→ SET PROBLEM:
Look through the material and tally each line bearing the word "указанных". Give only the total.

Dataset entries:
* * * * * * * * *

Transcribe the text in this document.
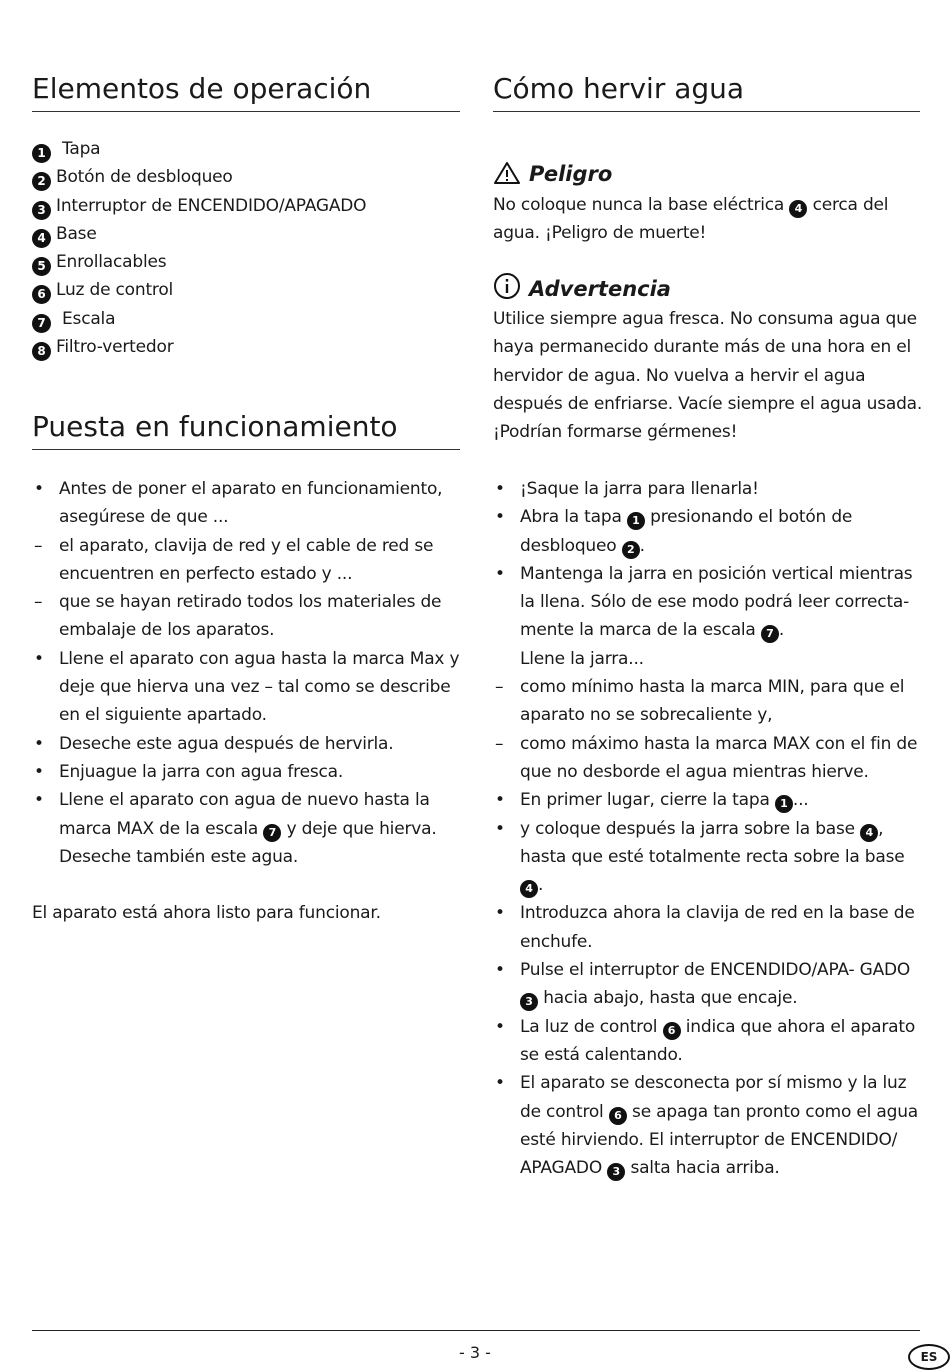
Elementos de operación
1 Tapa
2 Botón de desbloqueo
3 Interruptor de ENCENDIDO/APAGADO
4 Base
5 Enrollacables
6 Luz de control
7 Escala
8 Filtro-vertedor
Puesta en funcionamiento
• Antes de poner el aparato en funcionamiento, asegúrese de que ...
– el aparato, clavija de red y el cable de red se encuentren en perfecto estado y ...
– que se hayan retirado todos los materiales de embalaje de los aparatos.
• Llene el aparato con agua hasta la marca Max y deje que hierva una vez – tal como se describe en el siguiente apartado.
• Deseche este agua después de hervirla.
• Enjuague la jarra con agua fresca.
• Llene el aparato con agua de nuevo hasta la marca MAX de la escala 7 y deje que hierva. Deseche también este agua.

El aparato está ahora listo para funcionar.

Cómo hervir agua
Peligro

No coloque nunca la base eléctrica 4 cerca del agua. ¡Peligro de muerte!

Advertencia

Utilice siempre agua fresca. No consuma agua que haya permanecido durante más de una hora en el hervidor de agua. No vuelva a hervir el agua después de enfriarse. Vacíe siempre el agua usada. ¡Podrían formarse gérmenes!

• ¡Saque la jarra para llenarla!
• Abra la tapa 1 presionando el botón de desbloqueo 2 .
• Mantenga la jarra en posición vertical mientras la llena. Sólo de ese modo podrá leer correcta- mente la marca de la escala 7 .
Llene la jarra...
– como mínimo hasta la marca MIN, para que el aparato no se sobrecaliente y,
– como máximo hasta la marca MAX con el fin de que no desborde el agua mientras hierve.
• En primer lugar, cierre la tapa 1 ...
• y coloque después la jarra sobre la base 4 , hasta que esté totalmente recta sobre la base 4 .
• Introduzca ahora la clavija de red en la base de enchufe.
• Pulse el interruptor de ENCENDIDO/APA- GADO 3 hacia abajo, hasta que encaje.
• La luz de control 6 indica que ahora el aparato se está calentando.
• El aparato se desconecta por sí mismo y la luz de control 6 se apaga tan pronto como el agua esté hirviendo. El interruptor de ENCENDIDO/ APAGADO 3 salta hacia arriba.
- 3 -	ES
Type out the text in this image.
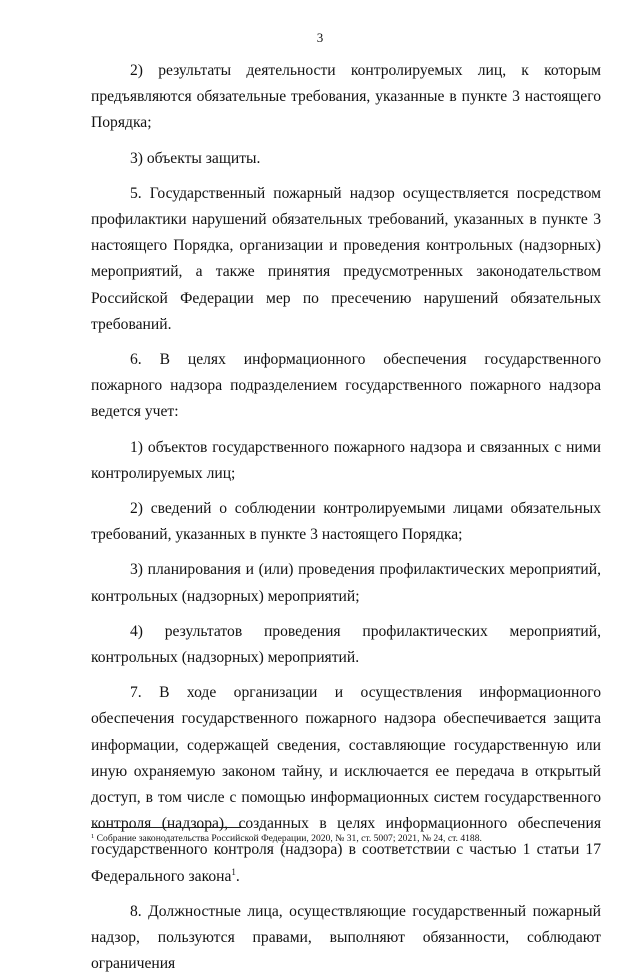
3

2) результаты деятельности контролируемых лиц, к которым предъявляются обязательные требования, указанные в пункте 3 настоящего Порядка;

3) объекты защиты.

5. Государственный пожарный надзор осуществляется посредством профилактики нарушений обязательных требований, указанных в пункте 3 настоящего Порядка, организации и проведения контрольных (надзорных) мероприятий, а также принятия предусмотренных законодательством Российской Федерации мер по пресечению нарушений обязательных требований.

6. В целях информационного обеспечения государственного пожарного надзора подразделением государственного пожарного надзора ведется учет:

1) объектов государственного пожарного надзора и связанных с ними контролируемых лиц;

2) сведений о соблюдении контролируемыми лицами обязательных требований, указанных в пункте 3 настоящего Порядка;

3) планирования и (или) проведения профилактических мероприятий, контрольных (надзорных) мероприятий;

4) результатов проведения профилактических мероприятий, контрольных (надзорных) мероприятий.

7. В ходе организации и осуществления информационного обеспечения государственного пожарного надзора обеспечивается защита информации, содержащей сведения, составляющие государственную или иную охраняемую законом тайну, и исключается ее передача в открытый доступ, в том числе с помощью информационных систем государственного контроля (надзора), созданных в целях информационного обеспечения государственного контроля (надзора) в соответствии с частью 1 статьи 17 Федерального закона$^1$.

8. Должностные лица, осуществляющие государственный пожарный надзор, пользуются правами, выполняют обязанности, соблюдают ограничения

$^1$ Собрание законодательства Российской Федерации, 2020, № 31, ст. 5007; 2021, № 24, ст. 4188.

* * * * * * * * *

→ ANSWER:
2